*Task requirements*. Go over the entries below line by line, copying each one that contains the word "text".

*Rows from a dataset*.
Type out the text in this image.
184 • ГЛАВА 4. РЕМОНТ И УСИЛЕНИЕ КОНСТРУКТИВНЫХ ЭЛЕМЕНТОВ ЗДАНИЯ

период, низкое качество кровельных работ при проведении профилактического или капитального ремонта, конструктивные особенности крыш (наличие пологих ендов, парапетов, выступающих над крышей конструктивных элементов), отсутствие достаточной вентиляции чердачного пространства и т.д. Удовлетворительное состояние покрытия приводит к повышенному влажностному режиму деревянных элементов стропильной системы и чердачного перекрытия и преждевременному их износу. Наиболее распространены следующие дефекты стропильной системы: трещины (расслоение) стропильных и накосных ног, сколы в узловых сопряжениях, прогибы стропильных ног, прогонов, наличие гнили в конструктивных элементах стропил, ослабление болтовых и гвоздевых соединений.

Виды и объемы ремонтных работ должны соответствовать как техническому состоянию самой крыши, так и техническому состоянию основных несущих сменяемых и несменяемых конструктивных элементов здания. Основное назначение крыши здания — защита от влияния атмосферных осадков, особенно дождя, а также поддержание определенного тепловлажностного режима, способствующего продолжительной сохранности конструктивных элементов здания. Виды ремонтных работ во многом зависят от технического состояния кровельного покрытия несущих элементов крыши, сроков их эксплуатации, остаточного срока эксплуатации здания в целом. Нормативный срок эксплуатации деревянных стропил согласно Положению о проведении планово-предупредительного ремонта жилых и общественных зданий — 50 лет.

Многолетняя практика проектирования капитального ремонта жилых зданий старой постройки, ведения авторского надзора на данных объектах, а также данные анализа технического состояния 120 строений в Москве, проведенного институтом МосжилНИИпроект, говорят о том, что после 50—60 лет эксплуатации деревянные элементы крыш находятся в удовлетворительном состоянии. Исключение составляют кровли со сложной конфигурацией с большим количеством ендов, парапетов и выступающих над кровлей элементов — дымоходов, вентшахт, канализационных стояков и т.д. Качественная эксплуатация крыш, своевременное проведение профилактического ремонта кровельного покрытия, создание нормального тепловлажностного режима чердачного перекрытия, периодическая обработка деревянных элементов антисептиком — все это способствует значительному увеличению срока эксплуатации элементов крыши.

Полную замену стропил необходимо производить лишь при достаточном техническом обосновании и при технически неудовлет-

* * *

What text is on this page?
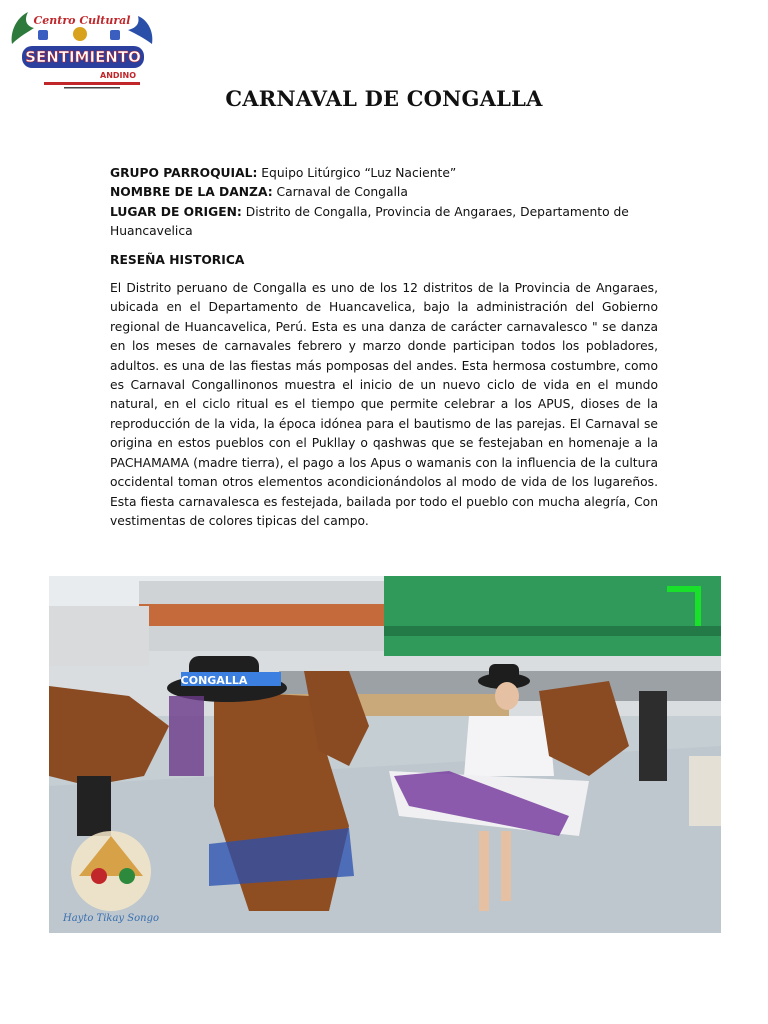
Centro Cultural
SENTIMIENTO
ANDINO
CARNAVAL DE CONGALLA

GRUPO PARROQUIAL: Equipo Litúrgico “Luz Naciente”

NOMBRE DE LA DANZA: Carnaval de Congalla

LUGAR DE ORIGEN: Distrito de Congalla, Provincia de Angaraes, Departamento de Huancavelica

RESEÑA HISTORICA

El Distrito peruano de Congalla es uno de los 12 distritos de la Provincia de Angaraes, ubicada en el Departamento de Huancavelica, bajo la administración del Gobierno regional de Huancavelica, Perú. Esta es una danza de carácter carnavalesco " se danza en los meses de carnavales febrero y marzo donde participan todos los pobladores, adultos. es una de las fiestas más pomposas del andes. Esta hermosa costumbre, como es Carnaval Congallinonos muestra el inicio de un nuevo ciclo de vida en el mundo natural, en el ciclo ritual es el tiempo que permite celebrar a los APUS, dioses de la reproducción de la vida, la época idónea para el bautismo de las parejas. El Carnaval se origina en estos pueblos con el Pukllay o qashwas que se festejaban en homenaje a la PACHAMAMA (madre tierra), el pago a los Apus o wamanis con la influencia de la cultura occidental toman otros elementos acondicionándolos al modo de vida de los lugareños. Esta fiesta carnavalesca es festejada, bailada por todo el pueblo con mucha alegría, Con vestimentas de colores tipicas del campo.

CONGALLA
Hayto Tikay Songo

*Written solution*.
Type out the text in this image.
What text is on this page?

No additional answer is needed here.